***** Record extracts *****

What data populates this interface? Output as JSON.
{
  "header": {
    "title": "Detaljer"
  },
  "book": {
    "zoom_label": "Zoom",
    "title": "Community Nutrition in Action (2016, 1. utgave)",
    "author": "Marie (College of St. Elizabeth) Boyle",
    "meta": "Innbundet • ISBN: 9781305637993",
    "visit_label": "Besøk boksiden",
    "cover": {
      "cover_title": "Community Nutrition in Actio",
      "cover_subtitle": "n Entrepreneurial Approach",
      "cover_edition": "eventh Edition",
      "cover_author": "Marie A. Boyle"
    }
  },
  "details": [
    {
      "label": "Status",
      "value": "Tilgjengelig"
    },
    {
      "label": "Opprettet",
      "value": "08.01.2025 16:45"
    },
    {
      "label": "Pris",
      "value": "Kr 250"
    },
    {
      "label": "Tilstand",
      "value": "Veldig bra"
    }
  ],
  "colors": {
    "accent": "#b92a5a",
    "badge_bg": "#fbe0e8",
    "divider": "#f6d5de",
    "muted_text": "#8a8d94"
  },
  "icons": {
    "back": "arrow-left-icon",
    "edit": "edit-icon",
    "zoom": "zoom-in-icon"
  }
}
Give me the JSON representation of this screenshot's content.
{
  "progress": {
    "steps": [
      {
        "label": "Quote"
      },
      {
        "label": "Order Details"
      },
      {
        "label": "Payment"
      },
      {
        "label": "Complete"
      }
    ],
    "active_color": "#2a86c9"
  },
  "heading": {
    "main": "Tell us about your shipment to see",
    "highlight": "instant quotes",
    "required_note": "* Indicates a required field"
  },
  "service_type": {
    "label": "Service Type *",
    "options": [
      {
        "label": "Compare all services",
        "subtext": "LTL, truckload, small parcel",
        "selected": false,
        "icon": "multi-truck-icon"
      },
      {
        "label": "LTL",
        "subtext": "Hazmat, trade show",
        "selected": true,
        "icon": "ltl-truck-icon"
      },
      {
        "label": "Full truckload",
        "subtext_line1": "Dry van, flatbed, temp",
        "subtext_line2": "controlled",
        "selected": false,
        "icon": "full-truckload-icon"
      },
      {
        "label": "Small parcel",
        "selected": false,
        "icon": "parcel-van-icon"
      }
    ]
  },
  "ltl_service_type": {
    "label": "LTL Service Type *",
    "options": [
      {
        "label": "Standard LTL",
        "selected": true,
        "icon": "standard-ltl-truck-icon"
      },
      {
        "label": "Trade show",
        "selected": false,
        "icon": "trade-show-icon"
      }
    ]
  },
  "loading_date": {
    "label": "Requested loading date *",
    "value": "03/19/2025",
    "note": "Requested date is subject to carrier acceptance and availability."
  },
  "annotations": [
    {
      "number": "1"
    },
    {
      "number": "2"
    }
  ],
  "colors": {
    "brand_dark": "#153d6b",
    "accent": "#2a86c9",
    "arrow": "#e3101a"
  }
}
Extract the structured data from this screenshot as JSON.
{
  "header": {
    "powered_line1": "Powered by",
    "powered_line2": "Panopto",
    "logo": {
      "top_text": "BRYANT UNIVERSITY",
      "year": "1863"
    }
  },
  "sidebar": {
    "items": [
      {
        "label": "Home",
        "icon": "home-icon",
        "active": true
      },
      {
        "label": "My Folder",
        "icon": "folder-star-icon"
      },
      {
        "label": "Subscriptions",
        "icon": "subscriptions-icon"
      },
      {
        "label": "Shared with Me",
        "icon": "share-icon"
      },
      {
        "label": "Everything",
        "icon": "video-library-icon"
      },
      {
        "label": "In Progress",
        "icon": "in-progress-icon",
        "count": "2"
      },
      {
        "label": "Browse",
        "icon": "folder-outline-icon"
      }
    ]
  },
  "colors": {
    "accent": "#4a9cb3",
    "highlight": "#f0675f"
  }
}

*****

Task directions:
Find each line with the string "JSON" and copy it out.

Result:
What data populates this interface? Output as JSON.
Give me the JSON representation of this screenshot's content.
Extract the structured data from this screenshot as JSON.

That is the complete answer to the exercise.